◆ **Entries provided**
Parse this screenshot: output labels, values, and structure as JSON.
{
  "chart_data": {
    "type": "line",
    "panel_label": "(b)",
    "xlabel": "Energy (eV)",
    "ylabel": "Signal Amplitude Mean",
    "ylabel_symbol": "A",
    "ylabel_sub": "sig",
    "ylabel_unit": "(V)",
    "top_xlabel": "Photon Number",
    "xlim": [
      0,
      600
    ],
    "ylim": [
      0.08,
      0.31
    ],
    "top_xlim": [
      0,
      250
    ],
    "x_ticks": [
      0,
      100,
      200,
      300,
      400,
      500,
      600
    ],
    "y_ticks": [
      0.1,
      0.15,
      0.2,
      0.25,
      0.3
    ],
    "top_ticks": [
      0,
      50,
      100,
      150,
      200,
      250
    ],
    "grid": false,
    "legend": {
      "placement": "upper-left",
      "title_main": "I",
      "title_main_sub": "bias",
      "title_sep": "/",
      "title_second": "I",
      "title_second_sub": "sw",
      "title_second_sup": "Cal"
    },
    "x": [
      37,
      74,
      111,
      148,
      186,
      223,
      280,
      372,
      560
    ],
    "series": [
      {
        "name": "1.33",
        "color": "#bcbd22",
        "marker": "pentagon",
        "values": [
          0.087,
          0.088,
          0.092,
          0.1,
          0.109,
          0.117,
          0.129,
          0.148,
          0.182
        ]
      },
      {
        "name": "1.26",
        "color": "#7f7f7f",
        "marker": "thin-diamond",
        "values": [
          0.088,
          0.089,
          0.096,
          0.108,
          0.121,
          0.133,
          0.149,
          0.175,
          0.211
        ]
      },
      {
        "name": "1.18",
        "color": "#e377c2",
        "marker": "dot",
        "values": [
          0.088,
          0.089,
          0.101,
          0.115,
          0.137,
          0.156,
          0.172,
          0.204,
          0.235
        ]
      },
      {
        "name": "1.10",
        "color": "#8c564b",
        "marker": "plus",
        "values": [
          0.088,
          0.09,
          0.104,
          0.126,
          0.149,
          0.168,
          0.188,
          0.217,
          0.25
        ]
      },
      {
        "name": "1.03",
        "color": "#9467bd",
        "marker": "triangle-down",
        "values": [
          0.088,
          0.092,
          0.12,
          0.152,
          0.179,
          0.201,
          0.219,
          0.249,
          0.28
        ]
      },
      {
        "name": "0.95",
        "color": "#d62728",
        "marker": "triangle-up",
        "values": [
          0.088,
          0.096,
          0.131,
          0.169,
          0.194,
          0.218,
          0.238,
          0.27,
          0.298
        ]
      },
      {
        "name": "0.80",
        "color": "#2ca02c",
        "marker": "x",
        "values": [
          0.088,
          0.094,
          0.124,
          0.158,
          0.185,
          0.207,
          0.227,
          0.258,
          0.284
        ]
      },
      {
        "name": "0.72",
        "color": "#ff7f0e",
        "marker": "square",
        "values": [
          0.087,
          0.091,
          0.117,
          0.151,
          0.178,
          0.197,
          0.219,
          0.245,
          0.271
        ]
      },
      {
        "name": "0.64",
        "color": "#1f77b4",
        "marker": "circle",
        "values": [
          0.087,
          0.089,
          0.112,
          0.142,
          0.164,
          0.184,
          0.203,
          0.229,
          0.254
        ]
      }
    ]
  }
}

---

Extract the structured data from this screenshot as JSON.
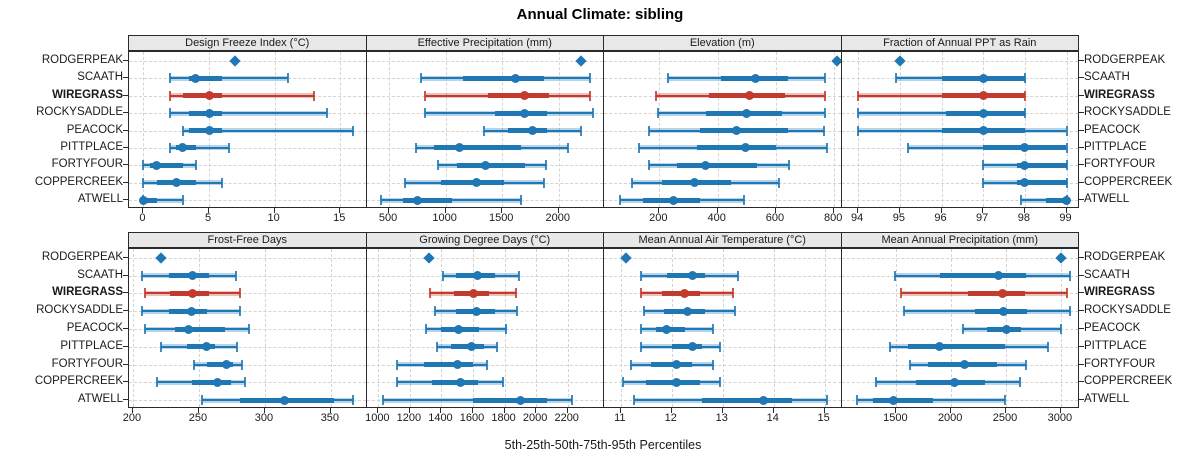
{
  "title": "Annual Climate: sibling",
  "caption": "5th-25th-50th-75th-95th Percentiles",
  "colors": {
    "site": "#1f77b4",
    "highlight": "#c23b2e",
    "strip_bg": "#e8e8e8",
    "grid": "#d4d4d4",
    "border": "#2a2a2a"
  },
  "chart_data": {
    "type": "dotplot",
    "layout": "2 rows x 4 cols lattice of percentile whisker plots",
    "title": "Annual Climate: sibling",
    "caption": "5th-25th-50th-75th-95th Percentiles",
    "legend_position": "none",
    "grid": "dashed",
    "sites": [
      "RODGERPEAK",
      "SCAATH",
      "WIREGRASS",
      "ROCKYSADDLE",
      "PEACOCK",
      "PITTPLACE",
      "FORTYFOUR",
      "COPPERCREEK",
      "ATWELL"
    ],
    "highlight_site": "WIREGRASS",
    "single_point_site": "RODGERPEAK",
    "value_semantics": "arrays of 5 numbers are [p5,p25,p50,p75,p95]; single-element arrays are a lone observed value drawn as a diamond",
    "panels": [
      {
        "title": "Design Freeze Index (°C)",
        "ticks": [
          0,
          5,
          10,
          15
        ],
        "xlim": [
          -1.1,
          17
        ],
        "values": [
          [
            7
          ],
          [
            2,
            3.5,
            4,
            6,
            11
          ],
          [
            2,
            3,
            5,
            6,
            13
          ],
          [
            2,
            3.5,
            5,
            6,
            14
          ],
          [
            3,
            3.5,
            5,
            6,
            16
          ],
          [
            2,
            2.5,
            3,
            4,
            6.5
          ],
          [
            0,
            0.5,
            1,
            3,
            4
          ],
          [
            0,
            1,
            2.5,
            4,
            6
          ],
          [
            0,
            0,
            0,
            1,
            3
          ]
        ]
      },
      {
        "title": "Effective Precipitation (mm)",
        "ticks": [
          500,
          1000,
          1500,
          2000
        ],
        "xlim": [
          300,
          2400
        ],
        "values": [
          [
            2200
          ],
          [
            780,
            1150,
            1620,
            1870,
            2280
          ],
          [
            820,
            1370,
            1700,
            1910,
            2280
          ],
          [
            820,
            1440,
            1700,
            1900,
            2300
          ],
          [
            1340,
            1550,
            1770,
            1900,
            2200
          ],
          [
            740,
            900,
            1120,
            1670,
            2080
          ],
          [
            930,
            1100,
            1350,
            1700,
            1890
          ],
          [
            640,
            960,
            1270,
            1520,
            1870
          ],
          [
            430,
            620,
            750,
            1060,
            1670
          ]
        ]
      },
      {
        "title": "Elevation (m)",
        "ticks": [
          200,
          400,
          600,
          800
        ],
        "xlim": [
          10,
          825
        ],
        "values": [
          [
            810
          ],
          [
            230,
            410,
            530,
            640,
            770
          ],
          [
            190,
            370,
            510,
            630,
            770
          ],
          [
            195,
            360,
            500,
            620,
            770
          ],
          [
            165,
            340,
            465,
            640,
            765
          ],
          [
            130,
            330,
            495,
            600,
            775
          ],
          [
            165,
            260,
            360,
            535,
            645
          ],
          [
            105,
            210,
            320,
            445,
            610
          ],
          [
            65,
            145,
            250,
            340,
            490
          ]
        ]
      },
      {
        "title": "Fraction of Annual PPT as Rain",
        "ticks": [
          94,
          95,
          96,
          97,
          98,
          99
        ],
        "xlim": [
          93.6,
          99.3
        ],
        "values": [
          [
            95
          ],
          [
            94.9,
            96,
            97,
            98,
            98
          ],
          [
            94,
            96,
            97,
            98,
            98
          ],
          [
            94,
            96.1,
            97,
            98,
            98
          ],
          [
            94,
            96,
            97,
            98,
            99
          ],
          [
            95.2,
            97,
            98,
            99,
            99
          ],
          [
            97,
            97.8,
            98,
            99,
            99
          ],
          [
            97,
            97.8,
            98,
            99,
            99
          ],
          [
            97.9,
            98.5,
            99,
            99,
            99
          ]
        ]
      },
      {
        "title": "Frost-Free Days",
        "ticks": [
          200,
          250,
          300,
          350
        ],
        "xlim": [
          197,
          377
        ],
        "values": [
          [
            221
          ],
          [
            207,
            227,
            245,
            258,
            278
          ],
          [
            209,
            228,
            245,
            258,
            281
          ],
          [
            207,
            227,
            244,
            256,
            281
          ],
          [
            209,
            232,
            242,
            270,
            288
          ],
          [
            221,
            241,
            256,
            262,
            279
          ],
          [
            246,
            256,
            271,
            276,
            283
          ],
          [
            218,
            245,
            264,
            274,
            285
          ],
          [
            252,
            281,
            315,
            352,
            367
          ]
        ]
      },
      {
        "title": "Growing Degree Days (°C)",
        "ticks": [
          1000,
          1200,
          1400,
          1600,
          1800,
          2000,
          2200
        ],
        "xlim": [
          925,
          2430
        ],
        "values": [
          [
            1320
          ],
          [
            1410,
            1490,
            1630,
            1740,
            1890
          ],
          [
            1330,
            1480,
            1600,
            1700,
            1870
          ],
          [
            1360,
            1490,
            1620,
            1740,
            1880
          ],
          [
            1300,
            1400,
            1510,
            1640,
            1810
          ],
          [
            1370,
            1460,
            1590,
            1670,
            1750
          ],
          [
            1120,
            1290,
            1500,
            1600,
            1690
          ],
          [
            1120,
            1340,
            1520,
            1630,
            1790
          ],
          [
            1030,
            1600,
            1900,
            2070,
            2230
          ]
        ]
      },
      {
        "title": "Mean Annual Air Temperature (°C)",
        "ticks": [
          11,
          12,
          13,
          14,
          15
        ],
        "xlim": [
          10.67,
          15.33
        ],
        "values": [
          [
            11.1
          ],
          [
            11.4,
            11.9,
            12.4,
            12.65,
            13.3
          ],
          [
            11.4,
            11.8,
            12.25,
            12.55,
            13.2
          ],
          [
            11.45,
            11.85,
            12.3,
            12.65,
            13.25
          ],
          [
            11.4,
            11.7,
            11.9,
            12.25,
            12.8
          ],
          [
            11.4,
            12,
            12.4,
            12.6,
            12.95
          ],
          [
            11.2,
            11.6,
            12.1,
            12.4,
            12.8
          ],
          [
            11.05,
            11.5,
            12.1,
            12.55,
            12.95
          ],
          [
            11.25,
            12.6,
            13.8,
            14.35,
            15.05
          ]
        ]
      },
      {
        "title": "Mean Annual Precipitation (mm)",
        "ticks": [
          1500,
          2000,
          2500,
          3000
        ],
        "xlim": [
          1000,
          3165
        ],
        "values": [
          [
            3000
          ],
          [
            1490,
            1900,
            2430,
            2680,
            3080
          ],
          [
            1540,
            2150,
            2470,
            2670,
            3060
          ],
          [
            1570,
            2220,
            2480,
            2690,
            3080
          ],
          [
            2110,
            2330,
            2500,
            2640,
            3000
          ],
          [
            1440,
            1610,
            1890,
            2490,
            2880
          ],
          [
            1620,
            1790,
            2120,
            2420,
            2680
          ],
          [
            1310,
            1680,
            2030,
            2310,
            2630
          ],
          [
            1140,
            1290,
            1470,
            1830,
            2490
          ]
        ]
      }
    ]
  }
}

◆ **Request**
Report how many lines of the listing hold the word "sibling", with nothing but the number.

◆ **Expected answer**
2